#### Short task:
Leave the pictures out. Return all other data exactly.
------------------------------------------------
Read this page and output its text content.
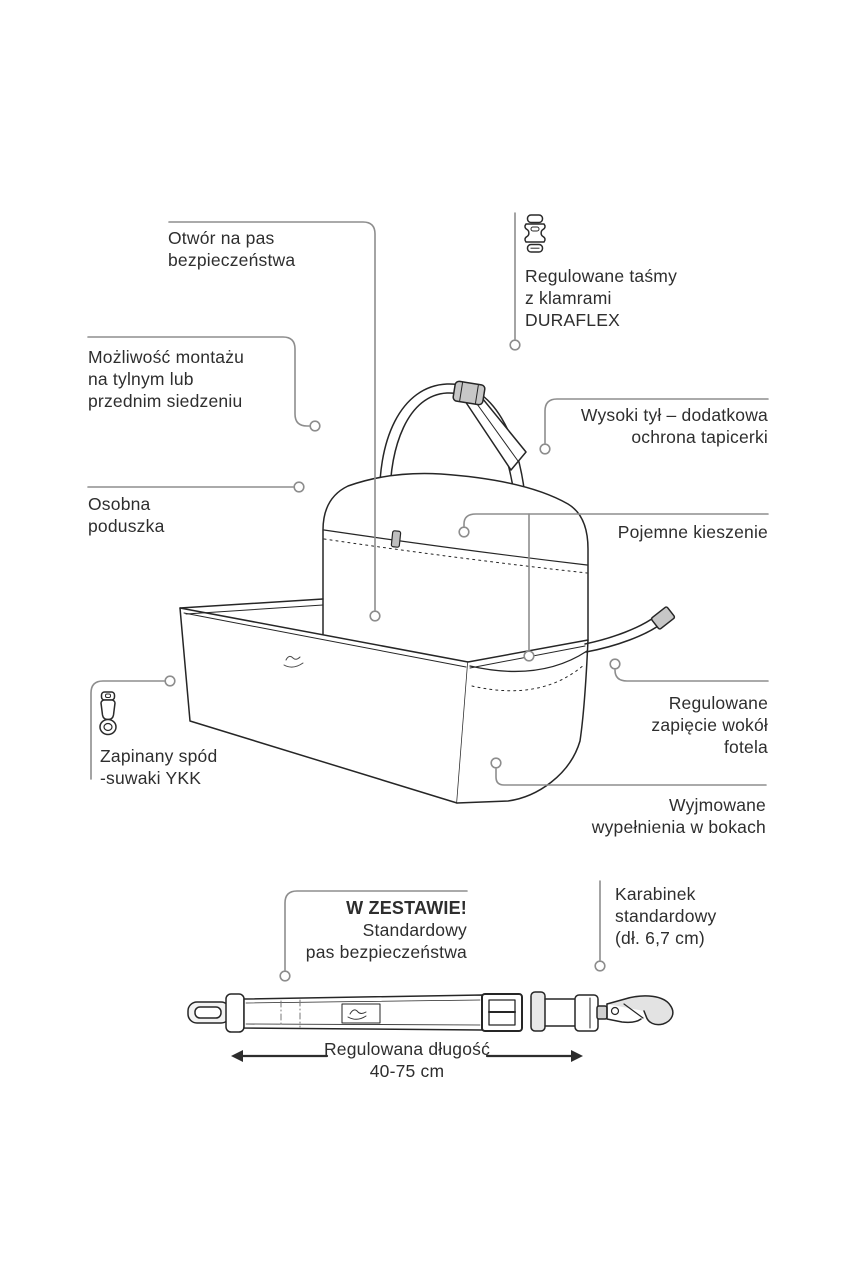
Otwór na pas
bezpieczeństwa
Regulowane taśmy
z klamrami
DURAFLEX
Możliwość montażu
na tylnym lub
przednim siedzeniu
Wysoki tył – dodatkowa
ochrona tapicerki
Osobna
poduszka	Pojemne kieszenie
Zapinany spód
-suwaki YKK
Regulowane
zapięcie wokół
fotela
Wyjmowane
wypełnienia w bokach
W ZESTAWIE!
Standardowy
pas bezpieczeństwa
Karabinek
standardowy
(dł. 6,7 cm)
Regulowana długość
40-75 cm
------------------------------------------------
#### Reply:
Read this page and output its text content.
Otwór na pas
bezpieczeństwa
Regulowane taśmy
z klamrami
DURAFLEX
Możliwość montażu
na tylnym lub
przednim siedzeniu
Wysoki tył – dodatkowa
ochrona tapicerki
Osobna
poduszka	Pojemne kieszenie
Zapinany spód
-suwaki YKK
Regulowane
zapięcie wokół
fotela
Wyjmowane
wypełnienia w bokach
W ZESTAWIE!
Standardowy
pas bezpieczeństwa
Karabinek
standardowy
(dł. 6,7 cm)
Regulowana długość
40-75 cm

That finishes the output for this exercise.